The exercise
Check each line of the data for "this" and select those that have it.

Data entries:

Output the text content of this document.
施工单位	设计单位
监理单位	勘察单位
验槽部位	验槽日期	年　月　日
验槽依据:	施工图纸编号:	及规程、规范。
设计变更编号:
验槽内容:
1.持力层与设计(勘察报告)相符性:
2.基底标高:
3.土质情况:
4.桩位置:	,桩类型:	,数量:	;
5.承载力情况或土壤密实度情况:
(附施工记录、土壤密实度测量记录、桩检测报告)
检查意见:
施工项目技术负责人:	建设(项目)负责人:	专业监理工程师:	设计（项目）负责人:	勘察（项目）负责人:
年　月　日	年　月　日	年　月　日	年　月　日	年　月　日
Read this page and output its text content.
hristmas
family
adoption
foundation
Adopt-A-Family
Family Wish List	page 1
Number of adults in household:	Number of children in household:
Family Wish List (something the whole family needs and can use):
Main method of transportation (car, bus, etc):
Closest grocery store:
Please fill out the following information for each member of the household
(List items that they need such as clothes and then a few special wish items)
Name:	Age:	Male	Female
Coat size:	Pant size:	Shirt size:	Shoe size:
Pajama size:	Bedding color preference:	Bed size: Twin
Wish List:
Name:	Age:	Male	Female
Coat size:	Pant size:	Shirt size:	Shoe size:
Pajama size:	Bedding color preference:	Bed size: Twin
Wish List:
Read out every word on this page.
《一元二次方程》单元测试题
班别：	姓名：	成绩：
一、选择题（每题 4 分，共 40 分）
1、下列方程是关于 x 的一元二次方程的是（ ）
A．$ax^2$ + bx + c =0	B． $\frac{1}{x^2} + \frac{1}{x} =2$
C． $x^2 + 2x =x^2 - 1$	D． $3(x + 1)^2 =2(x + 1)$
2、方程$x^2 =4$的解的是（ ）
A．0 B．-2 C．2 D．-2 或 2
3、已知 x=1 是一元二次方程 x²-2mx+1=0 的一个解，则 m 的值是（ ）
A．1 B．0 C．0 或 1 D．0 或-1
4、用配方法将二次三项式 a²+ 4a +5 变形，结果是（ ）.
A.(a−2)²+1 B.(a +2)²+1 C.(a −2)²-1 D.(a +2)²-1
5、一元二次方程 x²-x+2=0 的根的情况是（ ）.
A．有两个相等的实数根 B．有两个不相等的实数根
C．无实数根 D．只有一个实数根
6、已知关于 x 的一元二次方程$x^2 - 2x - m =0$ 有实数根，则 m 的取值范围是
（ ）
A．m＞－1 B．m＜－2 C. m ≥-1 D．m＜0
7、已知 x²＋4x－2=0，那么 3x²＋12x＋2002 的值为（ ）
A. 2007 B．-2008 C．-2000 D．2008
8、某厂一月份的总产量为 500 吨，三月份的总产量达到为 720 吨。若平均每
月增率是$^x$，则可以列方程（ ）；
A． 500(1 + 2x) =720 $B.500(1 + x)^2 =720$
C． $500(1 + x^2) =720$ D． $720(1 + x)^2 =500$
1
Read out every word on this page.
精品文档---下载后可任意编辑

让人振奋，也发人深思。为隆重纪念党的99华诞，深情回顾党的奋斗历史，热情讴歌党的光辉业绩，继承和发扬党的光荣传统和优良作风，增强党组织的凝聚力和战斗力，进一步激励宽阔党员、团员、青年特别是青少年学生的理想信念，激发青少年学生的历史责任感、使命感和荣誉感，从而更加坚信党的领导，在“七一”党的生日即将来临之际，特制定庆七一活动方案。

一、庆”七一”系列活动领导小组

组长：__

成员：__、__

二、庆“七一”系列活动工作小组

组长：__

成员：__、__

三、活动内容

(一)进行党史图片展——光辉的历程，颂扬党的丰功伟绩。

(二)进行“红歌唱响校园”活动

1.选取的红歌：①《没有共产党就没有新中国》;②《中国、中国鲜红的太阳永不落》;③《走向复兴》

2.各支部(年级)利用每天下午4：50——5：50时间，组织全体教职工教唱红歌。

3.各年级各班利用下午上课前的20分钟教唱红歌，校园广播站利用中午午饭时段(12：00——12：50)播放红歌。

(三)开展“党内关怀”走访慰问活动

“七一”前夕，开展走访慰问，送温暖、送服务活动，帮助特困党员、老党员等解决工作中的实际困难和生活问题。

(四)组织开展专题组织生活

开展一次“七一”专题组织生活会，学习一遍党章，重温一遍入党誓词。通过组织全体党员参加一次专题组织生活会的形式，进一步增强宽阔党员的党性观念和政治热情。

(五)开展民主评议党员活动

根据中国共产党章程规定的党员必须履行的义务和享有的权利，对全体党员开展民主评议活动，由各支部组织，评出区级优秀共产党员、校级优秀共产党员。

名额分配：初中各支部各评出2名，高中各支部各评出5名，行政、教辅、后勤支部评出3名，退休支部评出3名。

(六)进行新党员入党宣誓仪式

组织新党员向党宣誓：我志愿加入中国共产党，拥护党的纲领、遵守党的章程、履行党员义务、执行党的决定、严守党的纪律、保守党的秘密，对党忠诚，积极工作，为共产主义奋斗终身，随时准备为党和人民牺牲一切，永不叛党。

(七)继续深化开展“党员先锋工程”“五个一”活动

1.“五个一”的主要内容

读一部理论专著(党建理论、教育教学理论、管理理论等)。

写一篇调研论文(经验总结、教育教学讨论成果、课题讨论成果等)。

The answer
Output the text content of this document.
Read this page and output its text content.
Read out every word on this page.
Read out every word on this page.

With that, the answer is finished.